--- Given problem ---
What follows is a set of records; repeat all of them exactly.
======== Records provided ========
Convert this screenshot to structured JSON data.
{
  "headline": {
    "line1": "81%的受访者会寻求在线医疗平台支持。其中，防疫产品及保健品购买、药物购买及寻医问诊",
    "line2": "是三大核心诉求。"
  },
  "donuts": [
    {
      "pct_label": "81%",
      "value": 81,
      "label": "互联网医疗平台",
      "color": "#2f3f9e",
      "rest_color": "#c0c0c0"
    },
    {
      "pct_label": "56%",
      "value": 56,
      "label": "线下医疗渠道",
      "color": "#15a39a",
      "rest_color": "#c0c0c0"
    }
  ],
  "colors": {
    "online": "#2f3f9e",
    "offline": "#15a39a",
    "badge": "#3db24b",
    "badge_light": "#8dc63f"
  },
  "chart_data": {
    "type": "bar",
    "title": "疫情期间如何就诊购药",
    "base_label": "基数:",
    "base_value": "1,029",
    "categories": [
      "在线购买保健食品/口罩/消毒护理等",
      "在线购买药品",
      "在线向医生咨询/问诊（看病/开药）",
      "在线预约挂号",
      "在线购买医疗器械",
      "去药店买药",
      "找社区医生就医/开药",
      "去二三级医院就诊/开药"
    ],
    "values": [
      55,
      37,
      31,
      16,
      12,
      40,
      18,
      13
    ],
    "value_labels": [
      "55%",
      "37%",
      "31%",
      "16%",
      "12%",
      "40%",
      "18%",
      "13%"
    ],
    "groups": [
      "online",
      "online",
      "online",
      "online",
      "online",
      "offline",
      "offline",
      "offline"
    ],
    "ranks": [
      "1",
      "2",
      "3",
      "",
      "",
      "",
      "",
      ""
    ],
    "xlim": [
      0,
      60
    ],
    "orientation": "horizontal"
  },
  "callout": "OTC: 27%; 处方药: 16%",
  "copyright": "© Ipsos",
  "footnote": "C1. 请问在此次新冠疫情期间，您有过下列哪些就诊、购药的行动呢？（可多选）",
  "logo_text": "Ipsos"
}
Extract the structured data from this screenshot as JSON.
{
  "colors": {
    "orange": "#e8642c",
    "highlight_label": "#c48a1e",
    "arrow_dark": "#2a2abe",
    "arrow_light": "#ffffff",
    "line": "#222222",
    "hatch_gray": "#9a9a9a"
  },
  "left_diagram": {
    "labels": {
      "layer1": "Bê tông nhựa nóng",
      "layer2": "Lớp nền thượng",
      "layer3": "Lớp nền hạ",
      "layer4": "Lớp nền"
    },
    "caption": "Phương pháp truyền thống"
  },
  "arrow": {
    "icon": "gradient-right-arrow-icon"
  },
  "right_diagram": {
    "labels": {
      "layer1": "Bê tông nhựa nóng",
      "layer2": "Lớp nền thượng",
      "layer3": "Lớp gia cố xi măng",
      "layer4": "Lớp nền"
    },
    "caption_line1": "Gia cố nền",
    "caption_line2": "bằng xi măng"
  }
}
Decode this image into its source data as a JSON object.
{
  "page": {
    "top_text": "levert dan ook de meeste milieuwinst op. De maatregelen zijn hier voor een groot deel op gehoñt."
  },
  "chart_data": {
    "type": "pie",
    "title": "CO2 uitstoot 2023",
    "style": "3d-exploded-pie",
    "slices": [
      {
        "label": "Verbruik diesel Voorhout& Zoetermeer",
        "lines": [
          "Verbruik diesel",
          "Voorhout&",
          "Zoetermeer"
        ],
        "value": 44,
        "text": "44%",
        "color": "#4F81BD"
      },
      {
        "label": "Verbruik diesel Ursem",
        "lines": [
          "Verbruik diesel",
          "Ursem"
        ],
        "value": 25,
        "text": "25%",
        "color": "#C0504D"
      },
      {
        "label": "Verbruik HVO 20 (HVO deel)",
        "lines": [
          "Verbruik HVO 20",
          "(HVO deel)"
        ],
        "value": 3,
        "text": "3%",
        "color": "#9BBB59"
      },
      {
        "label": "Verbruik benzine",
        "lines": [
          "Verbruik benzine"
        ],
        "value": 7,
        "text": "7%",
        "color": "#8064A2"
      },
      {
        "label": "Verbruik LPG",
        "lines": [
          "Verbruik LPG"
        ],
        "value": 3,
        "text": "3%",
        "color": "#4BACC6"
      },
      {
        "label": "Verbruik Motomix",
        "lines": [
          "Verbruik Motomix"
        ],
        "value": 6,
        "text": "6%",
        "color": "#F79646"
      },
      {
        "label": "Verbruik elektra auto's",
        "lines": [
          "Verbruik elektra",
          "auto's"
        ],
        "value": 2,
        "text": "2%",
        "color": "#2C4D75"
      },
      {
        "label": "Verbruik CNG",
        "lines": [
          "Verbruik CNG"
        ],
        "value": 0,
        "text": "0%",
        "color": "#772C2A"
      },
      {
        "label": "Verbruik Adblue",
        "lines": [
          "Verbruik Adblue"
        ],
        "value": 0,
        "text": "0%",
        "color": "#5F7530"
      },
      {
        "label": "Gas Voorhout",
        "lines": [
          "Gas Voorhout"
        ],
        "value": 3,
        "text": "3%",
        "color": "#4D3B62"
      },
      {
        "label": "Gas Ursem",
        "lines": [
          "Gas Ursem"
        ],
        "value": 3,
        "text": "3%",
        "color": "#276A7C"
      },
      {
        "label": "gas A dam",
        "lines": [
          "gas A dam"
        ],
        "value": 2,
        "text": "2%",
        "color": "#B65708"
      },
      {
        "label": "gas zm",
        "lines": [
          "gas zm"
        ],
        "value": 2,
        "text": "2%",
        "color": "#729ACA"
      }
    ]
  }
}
========
--- Solution to the exercise ---
Convert this screenshot to structured JSON data.
{
  "headline": {
    "line1": "81%的受访者会寻求在线医疗平台支持。其中，防疫产品及保健品购买、药物购买及寻医问诊",
    "line2": "是三大核心诉求。"
  },
  "donuts": [
    {
      "pct_label": "81%",
      "value": 81,
      "label": "互联网医疗平台",
      "color": "#2f3f9e",
      "rest_color": "#c0c0c0"
    },
    {
      "pct_label": "56%",
      "value": 56,
      "label": "线下医疗渠道",
      "color": "#15a39a",
      "rest_color": "#c0c0c0"
    }
  ],
  "colors": {
    "online": "#2f3f9e",
    "offline": "#15a39a",
    "badge": "#3db24b",
    "badge_light": "#8dc63f"
  },
  "chart_data": {
    "type": "bar",
    "title": "疫情期间如何就诊购药",
    "base_label": "基数:",
    "base_value": "1,029",
    "categories": [
      "在线购买保健食品/口罩/消毒护理等",
      "在线购买药品",
      "在线向医生咨询/问诊（看病/开药）",
      "在线预约挂号",
      "在线购买医疗器械",
      "去药店买药",
      "找社区医生就医/开药",
      "去二三级医院就诊/开药"
    ],
    "values": [
      55,
      37,
      31,
      16,
      12,
      40,
      18,
      13
    ],
    "value_labels": [
      "55%",
      "37%",
      "31%",
      "16%",
      "12%",
      "40%",
      "18%",
      "13%"
    ],
    "groups": [
      "online",
      "online",
      "online",
      "online",
      "online",
      "offline",
      "offline",
      "offline"
    ],
    "ranks": [
      "1",
      "2",
      "3",
      "",
      "",
      "",
      "",
      ""
    ],
    "xlim": [
      0,
      60
    ],
    "orientation": "horizontal"
  },
  "callout": "OTC: 27%; 处方药: 16%",
  "copyright": "© Ipsos",
  "footnote": "C1. 请问在此次新冠疫情期间，您有过下列哪些就诊、购药的行动呢？（可多选）",
  "logo_text": "Ipsos"
}
Extract the structured data from this screenshot as JSON.
{
  "colors": {
    "orange": "#e8642c",
    "highlight_label": "#c48a1e",
    "arrow_dark": "#2a2abe",
    "arrow_light": "#ffffff",
    "line": "#222222",
    "hatch_gray": "#9a9a9a"
  },
  "left_diagram": {
    "labels": {
      "layer1": "Bê tông nhựa nóng",
      "layer2": "Lớp nền thượng",
      "layer3": "Lớp nền hạ",
      "layer4": "Lớp nền"
    },
    "caption": "Phương pháp truyền thống"
  },
  "arrow": {
    "icon": "gradient-right-arrow-icon"
  },
  "right_diagram": {
    "labels": {
      "layer1": "Bê tông nhựa nóng",
      "layer2": "Lớp nền thượng",
      "layer3": "Lớp gia cố xi măng",
      "layer4": "Lớp nền"
    },
    "caption_line1": "Gia cố nền",
    "caption_line2": "bằng xi măng"
  }
}
Decode this image into its source data as a JSON object.
{
  "page": {
    "top_text": "levert dan ook de meeste milieuwinst op. De maatregelen zijn hier voor een groot deel op gehoñt."
  },
  "chart_data": {
    "type": "pie",
    "title": "CO2 uitstoot 2023",
    "style": "3d-exploded-pie",
    "slices": [
      {
        "label": "Verbruik diesel Voorhout& Zoetermeer",
        "lines": [
          "Verbruik diesel",
          "Voorhout&",
          "Zoetermeer"
        ],
        "value": 44,
        "text": "44%",
        "color": "#4F81BD"
      },
      {
        "label": "Verbruik diesel Ursem",
        "lines": [
          "Verbruik diesel",
          "Ursem"
        ],
        "value": 25,
        "text": "25%",
        "color": "#C0504D"
      },
      {
        "label": "Verbruik HVO 20 (HVO deel)",
        "lines": [
          "Verbruik HVO 20",
          "(HVO deel)"
        ],
        "value": 3,
        "text": "3%",
        "color": "#9BBB59"
      },
      {
        "label": "Verbruik benzine",
        "lines": [
          "Verbruik benzine"
        ],
        "value": 7,
        "text": "7%",
        "color": "#8064A2"
      },
      {
        "label": "Verbruik LPG",
        "lines": [
          "Verbruik LPG"
        ],
        "value": 3,
        "text": "3%",
        "color": "#4BACC6"
      },
      {
        "label": "Verbruik Motomix",
        "lines": [
          "Verbruik Motomix"
        ],
        "value": 6,
        "text": "6%",
        "color": "#F79646"
      },
      {
        "label": "Verbruik elektra auto's",
        "lines": [
          "Verbruik elektra",
          "auto's"
        ],
        "value": 2,
        "text": "2%",
        "color": "#2C4D75"
      },
      {
        "label": "Verbruik CNG",
        "lines": [
          "Verbruik CNG"
        ],
        "value": 0,
        "text": "0%",
        "color": "#772C2A"
      },
      {
        "label": "Verbruik Adblue",
        "lines": [
          "Verbruik Adblue"
        ],
        "value": 0,
        "text": "0%",
        "color": "#5F7530"
      },
      {
        "label": "Gas Voorhout",
        "lines": [
          "Gas Voorhout"
        ],
        "value": 3,
        "text": "3%",
        "color": "#4D3B62"
      },
      {
        "label": "Gas Ursem",
        "lines": [
          "Gas Ursem"
        ],
        "value": 3,
        "text": "3%",
        "color": "#276A7C"
      },
      {
        "label": "gas A dam",
        "lines": [
          "gas A dam"
        ],
        "value": 2,
        "text": "2%",
        "color": "#B65708"
      },
      {
        "label": "gas zm",
        "lines": [
          "gas zm"
        ],
        "value": 2,
        "text": "2%",
        "color": "#729ACA"
      }
    ]
  }
}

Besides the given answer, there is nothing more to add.